● Brief
Copy down every line where the string "регулирования" shows up.

● Data provided
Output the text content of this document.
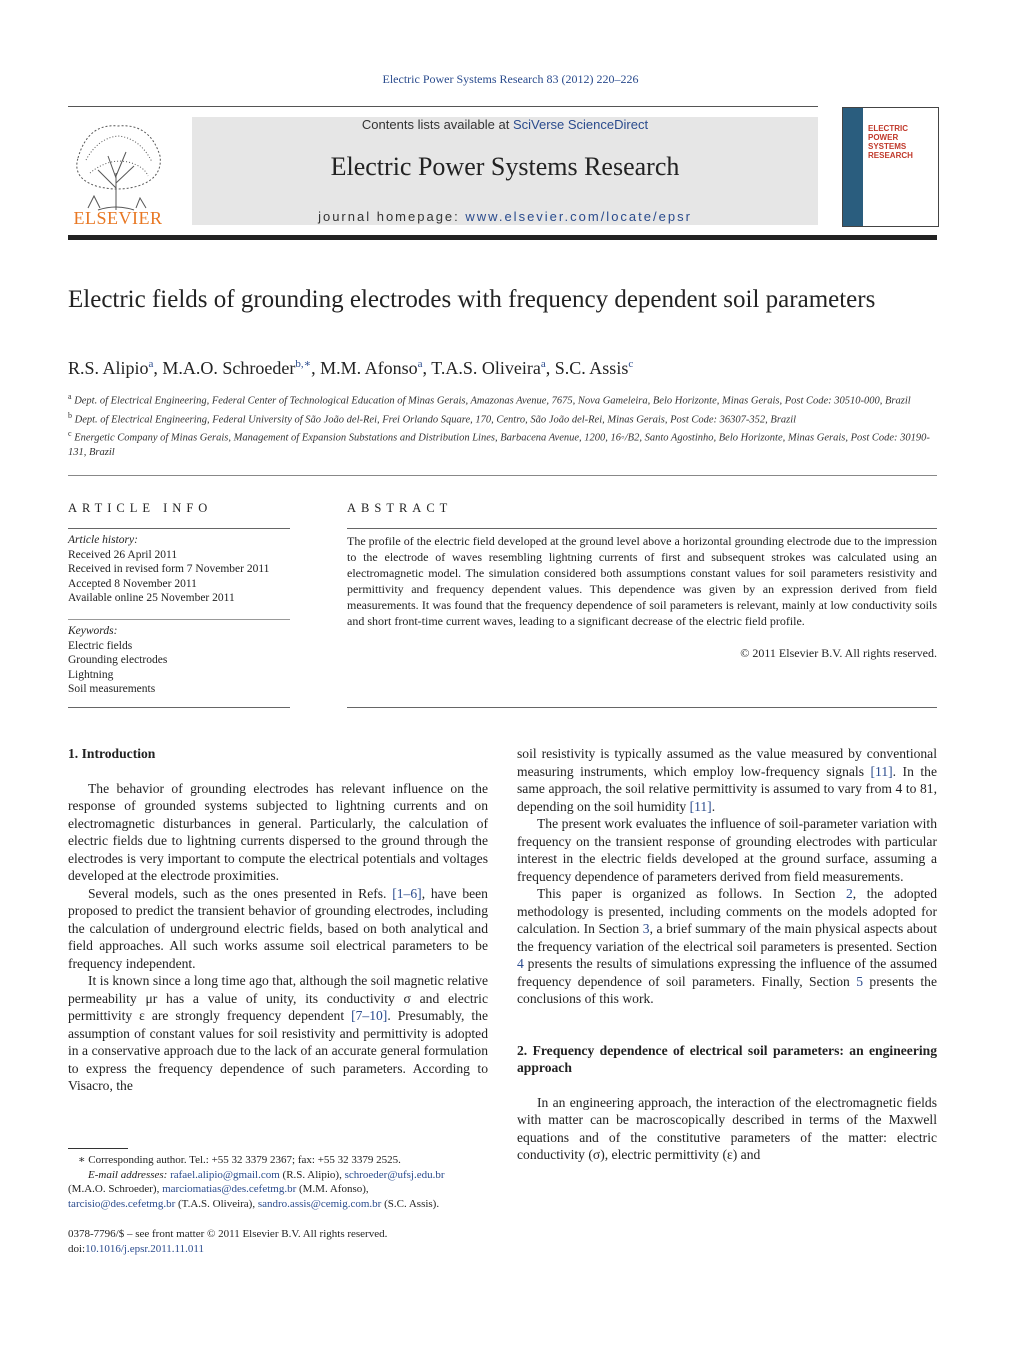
Electric Power Systems Research 83 (2012) 220–226
ELSEVIER
Contents lists available at SciVerse ScienceDirect
Electric Power Systems Research
journal homepage: www.elsevier.com/locate/epsr
ELECTRIC POWER SYSTEMS RESEARCH
Electric fields of grounding electrodes with frequency dependent soil parameters
R.S. Alipio$^a$, M.A.O. Schroeder$^{b,∗}$, M.M. Afonso$^a$, T.A.S. Oliveira$^a$, S.C. Assis$^c$
$^a$ Dept. of Electrical Engineering, Federal Center of Technological Education of Minas Gerais, Amazonas Avenue, 7675, Nova Gameleira, Belo Horizonte, Minas Gerais, Post Code: 30510-000, Brazil
$^b$ Dept. of Electrical Engineering, Federal University of São João del-Rei, Frei Orlando Square, 170, Centro, São João del-Rei, Minas Gerais, Post Code: 36307-352, Brazil
$^c$ Energetic Company of Minas Gerais, Management of Expansion Substations and Distribution Lines, Barbacena Avenue, 1200, 16◦/B2, Santo Agostinho, Belo Horizonte, Minas Gerais, Post Code: 30190-131, Brazil
ARTICLE INFO
Article history:
Received 26 April 2011
Received in revised form 7 November 2011
Accepted 8 November 2011
Available online 25 November 2011
Keywords:
Electric fields
Grounding electrodes
Lightning
Soil measurements
ABSTRACT
The profile of the electric field developed at the ground level above a horizontal grounding electrode due to the impression to the electrode of waves resembling lightning currents of first and subsequent strokes was calculated using an electromagnetic model. The simulation considered both assumptions constant values for soil parameters resistivity and permittivity and frequency dependent values. This dependence was given by an expression derived from field measurements. It was found that the frequency dependence of soil parameters is relevant, mainly at low conductivity soils and short front-time current waves, leading to a significant decrease of the electric field profile.
© 2011 Elsevier B.V. All rights reserved.
1. Introduction

The behavior of grounding electrodes has relevant influence on the response of grounded systems subjected to lightning currents and on electromagnetic disturbances in general. Particularly, the calculation of electric fields due to lightning currents dispersed to the ground through the electrodes is very important to compute the electrical potentials and voltages developed at the electrode proximities.

Several models, such as the ones presented in Refs. [1–6], have been proposed to predict the transient behavior of grounding electrodes, including the calculation of underground electric fields, based on both analytical and field approaches. All such works assume soil electrical parameters to be frequency independent.

It is known since a long time ago that, although the soil magnetic relative permeability μr has a value of unity, its conductivity σ and electric permittivity ε are strongly frequency dependent [7–10]. Presumably, the assumption of constant values for soil resistivity and permittivity is adopted in a conservative approach due to the lack of an accurate general formulation to express the frequency dependence of such parameters. According to Visacro, the

soil resistivity is typically assumed as the value measured by conventional measuring instruments, which employ low-frequency signals [11]. In the same approach, the soil relative permittivity is assumed to vary from 4 to 81, depending on the soil humidity [11].

The present work evaluates the influence of soil-parameter variation with frequency on the transient response of grounding electrodes with particular interest in the electric fields developed at the ground surface, assuming a frequency dependence of parameters derived from field measurements.

This paper is organized as follows. In Section 2, the adopted methodology is presented, including comments on the models adopted for calculation. In Section 3, a brief summary of the main physical aspects about the frequency variation of the electrical soil parameters is presented. Section 4 presents the results of simulations expressing the influence of the assumed frequency dependence of soil parameters. Finally, Section 5 presents the conclusions of this work.

2. Frequency dependence of electrical soil parameters: an engineering approach

In an engineering approach, the interaction of the electromagnetic fields with matter can be macroscopically described in terms of the Maxwell equations and of the constitutive parameters of the matter: electric conductivity (σ), electric permittivity (ε) and

∗ Corresponding author. Tel.: +55 32 3379 2367; fax: +55 32 3379 2525.
E-mail addresses: rafael.alipio@gmail.com (R.S. Alipio), schroeder@ufsj.edu.br
(M.A.O. Schroeder), marciomatias@des.cefetmg.br (M.M. Afonso),
tarcisio@des.cefetmg.br (T.A.S. Oliveira), sandro.assis@cemig.com.br (S.C. Assis).
0378-7796/$ – see front matter © 2011 Elsevier B.V. All rights reserved.
doi:10.1016/j.epsr.2011.11.011
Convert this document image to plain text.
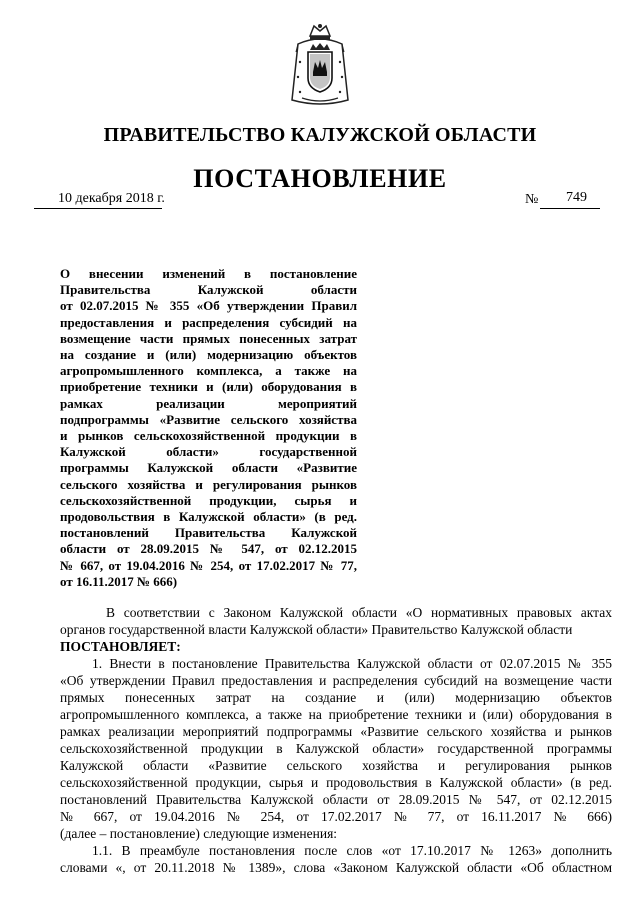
ПРАВИТЕЛЬСТВО КАЛУЖСКОЙ ОБЛАСТИ
ПОСТАНОВЛЕНИЕ
10 декабря 2018 г.	№ 749
О внесении изменений в постановление
Правительства Калужской области
от 02.07.2015 № 355 «Об утверждении Правил
предоставления и распределения субсидий на
возмещение части прямых понесенных затрат
на создание и (или) модернизацию объектов
агропромышленного комплекса, а также на
приобретение техники и (или) оборудования в
рамках реализации мероприятий
подпрограммы «Развитие сельского хозяйства
и рынков сельскохозяйственной продукции в
Калужской области» государственной
программы Калужской области «Развитие
сельского хозяйства и регулирования рынков
сельскохозяйственной продукции, сырья и
продовольствия в Калужской области» (в ред.
постановлений Правительства Калужской
области от 28.09.2015 № 547, от 02.12.2015
№ 667, от 19.04.2016 № 254, от 17.02.2017 № 77,
от 16.11.2017 № 666)
В соответствии с Законом Калужской области «О нормативных правовых актах
органов государственной власти Калужской области» Правительство Калужской области
ПОСТАНОВЛЯЕТ:
1. Внести в постановление Правительства Калужской области от 02.07.2015 № 355
«Об утверждении Правил предоставления и распределения субсидий на возмещение части
прямых понесенных затрат на создание и (или) модернизацию объектов
агропромышленного комплекса, а также на приобретение техники и (или) оборудования в
рамках реализации мероприятий подпрограммы «Развитие сельского хозяйства и рынков
сельскохозяйственной продукции в Калужской области» государственной программы
Калужской области «Развитие сельского хозяйства и регулирования рынков
сельскохозяйственной продукции, сырья и продовольствия в Калужской области» (в ред.
постановлений Правительства Калужской области от 28.09.2015 № 547, от 02.12.2015
№ 667, от 19.04.2016 № 254, от 17.02.2017 № 77, от 16.11.2017 № 666)
(далее – постановление) следующие изменения:
1.1. В преамбуле постановления после слов «от 17.10.2017 № 1263» дополнить
словами «, от 20.11.2018 № 1389», слова «Законом Калужской области «Об областном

● Task result
сельского хозяйства и регулирования рынков
Калужской области «Развитие сельского хозяйства и регулирования рынков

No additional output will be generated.